Reproduce word for word the lines beginning with the one that contains "Annotate this image: element" and ending after the one that contains "legend-label: ALO xyxy=(893,29,946,58)".

--- BEGIN ---

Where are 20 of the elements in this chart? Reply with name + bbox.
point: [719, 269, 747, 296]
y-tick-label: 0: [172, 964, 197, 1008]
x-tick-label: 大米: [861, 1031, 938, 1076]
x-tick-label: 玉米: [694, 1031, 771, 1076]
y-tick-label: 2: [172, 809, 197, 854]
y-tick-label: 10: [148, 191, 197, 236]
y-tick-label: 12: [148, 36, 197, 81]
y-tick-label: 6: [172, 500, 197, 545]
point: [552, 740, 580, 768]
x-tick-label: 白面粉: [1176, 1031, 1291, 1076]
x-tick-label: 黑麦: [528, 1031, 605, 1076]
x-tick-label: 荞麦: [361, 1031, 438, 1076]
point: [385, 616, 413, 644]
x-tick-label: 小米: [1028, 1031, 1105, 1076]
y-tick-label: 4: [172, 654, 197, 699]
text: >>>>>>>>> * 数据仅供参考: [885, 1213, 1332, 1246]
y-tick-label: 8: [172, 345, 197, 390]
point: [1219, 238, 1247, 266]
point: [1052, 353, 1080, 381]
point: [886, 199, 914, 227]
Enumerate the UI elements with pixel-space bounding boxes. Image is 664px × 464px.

--- END ---
--- BEGIN ---

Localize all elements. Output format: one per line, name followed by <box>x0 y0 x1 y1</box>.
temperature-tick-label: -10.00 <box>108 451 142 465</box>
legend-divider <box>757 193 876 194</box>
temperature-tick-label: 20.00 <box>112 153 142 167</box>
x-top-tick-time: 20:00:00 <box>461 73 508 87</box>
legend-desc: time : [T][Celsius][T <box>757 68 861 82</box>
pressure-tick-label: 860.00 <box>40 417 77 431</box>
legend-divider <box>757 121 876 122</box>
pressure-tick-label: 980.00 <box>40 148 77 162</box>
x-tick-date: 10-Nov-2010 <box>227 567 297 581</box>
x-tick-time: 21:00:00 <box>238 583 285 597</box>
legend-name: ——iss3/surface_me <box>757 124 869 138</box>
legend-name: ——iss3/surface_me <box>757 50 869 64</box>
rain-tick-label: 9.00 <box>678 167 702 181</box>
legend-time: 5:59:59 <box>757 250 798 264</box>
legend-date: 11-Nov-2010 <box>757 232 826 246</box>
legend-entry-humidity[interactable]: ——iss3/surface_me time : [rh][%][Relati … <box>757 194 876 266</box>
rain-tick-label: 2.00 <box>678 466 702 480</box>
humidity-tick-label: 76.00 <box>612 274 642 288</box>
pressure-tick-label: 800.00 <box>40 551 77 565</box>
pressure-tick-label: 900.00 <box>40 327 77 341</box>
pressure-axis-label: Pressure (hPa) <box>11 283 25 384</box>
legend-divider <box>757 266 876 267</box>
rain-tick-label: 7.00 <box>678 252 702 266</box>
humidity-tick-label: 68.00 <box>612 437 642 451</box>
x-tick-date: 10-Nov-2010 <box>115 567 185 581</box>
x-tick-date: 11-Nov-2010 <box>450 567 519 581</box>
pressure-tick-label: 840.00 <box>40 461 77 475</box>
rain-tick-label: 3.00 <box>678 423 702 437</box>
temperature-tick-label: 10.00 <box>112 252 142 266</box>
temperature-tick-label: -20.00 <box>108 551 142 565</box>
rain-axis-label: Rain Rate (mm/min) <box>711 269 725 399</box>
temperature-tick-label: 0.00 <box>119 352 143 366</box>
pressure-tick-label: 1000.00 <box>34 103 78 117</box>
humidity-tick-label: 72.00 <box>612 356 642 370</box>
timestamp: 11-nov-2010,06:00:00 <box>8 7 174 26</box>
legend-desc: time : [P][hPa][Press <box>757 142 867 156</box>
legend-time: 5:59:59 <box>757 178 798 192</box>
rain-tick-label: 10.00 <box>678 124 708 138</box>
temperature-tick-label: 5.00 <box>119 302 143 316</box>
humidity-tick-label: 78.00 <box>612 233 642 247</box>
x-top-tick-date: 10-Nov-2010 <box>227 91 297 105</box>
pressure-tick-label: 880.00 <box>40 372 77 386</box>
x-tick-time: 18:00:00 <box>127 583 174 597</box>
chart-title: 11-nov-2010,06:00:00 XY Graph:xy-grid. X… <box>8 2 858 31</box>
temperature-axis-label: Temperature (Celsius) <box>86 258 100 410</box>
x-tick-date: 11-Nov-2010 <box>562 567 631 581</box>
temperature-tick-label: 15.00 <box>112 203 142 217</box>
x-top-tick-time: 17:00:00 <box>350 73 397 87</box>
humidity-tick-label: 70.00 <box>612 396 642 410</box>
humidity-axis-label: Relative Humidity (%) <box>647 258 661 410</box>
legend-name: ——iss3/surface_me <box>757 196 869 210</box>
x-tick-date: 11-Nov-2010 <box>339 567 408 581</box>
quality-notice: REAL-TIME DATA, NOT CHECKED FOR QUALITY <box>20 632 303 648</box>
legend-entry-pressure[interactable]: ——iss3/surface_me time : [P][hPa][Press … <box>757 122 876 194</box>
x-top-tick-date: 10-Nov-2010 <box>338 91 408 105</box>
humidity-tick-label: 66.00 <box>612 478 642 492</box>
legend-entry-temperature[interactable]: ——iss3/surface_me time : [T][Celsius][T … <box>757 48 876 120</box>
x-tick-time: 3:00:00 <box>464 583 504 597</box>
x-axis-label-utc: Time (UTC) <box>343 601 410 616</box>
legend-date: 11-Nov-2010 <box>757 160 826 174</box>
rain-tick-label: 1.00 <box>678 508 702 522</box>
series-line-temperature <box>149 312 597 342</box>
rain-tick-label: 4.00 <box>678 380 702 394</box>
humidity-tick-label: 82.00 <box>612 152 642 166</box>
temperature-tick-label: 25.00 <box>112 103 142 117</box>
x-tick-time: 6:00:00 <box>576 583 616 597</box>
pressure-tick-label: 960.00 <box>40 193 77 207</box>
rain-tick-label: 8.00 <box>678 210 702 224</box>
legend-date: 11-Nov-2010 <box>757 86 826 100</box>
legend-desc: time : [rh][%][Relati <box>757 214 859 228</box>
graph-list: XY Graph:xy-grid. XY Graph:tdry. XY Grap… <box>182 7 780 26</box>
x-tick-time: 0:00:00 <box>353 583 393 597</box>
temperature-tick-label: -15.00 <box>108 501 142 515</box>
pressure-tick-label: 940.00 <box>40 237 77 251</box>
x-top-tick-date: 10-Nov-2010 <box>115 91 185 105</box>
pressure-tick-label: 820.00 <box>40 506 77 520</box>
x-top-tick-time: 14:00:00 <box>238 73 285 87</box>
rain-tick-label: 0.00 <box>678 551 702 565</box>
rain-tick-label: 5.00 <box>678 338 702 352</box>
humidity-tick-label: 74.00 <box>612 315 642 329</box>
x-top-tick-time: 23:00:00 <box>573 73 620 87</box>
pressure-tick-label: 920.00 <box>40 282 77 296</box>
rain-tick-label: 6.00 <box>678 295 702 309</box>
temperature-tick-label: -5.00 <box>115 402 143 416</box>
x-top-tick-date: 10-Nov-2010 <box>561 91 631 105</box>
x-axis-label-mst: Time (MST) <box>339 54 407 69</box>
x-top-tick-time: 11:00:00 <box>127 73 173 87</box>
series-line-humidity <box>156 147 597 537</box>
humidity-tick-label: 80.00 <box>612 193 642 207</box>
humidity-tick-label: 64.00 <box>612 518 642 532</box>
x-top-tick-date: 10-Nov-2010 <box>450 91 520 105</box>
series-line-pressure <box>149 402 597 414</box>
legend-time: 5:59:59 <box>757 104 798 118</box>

--- END ---
--- BEGIN ---

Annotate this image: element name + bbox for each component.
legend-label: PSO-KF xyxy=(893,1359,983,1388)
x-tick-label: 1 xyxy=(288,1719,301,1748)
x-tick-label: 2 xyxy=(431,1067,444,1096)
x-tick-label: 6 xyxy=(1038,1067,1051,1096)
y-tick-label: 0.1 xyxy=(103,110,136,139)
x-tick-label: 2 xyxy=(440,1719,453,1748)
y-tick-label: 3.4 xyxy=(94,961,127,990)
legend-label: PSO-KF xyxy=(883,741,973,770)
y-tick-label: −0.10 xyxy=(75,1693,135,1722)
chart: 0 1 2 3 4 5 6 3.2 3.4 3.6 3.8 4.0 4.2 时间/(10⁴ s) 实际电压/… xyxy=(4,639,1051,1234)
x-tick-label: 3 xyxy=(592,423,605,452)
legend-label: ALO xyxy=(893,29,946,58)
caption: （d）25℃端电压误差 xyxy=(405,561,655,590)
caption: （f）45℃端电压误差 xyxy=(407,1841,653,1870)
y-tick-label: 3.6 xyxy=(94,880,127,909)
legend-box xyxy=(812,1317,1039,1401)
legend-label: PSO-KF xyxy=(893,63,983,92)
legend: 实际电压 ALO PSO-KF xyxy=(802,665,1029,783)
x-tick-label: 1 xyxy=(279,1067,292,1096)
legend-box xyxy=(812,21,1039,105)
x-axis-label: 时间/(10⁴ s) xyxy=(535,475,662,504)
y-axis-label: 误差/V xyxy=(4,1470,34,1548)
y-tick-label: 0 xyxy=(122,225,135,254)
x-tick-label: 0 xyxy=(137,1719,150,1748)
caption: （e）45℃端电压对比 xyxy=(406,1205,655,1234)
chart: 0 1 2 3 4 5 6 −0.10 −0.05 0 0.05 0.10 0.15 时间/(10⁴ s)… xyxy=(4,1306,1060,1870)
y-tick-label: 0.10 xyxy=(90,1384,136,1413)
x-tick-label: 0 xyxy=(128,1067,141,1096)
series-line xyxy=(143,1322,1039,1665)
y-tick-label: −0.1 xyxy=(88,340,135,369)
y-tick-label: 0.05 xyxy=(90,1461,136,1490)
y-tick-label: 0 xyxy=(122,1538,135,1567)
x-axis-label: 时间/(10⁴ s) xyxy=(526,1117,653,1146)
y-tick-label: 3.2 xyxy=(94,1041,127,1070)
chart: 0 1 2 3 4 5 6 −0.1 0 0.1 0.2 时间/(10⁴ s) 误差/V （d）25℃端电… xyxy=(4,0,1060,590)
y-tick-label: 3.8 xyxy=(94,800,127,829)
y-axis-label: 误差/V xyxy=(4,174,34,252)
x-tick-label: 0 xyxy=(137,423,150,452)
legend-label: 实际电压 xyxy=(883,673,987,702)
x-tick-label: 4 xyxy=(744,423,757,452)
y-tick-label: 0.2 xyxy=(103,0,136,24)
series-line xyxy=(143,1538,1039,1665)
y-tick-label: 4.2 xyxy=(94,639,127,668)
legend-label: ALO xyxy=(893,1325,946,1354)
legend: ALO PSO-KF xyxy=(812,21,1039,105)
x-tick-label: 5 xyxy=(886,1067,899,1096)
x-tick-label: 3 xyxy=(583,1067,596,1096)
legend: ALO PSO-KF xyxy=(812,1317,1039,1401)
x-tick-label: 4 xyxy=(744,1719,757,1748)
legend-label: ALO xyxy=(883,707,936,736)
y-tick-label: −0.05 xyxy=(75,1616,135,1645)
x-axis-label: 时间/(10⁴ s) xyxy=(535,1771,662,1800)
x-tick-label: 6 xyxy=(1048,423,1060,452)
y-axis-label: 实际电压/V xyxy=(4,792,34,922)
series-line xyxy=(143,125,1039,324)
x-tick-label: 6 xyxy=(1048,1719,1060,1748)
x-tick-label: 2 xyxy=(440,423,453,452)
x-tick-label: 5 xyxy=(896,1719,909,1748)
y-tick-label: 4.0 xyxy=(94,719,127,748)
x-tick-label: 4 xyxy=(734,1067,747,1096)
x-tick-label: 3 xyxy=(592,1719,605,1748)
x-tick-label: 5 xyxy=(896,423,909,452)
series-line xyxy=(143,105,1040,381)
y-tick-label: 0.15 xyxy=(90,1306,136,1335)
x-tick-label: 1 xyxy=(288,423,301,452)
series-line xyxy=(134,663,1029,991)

--- END ---

**Written reply:**
Annotate this image: element name + bbox for each component.
legend-label: PSO-KF xyxy=(893,1359,983,1388)
x-tick-label: 1 xyxy=(288,1719,301,1748)
x-tick-label: 2 xyxy=(431,1067,444,1096)
x-tick-label: 6 xyxy=(1038,1067,1051,1096)
y-tick-label: 0.1 xyxy=(103,110,136,139)
x-tick-label: 2 xyxy=(440,1719,453,1748)
y-tick-label: 3.4 xyxy=(94,961,127,990)
legend-label: PSO-KF xyxy=(883,741,973,770)
y-tick-label: −0.10 xyxy=(75,1693,135,1722)
chart: 0 1 2 3 4 5 6 3.2 3.4 3.6 3.8 4.0 4.2 时间/(10⁴ s) 实际电压/… xyxy=(4,639,1051,1234)
x-tick-label: 3 xyxy=(592,423,605,452)
legend-label: ALO xyxy=(893,29,946,58)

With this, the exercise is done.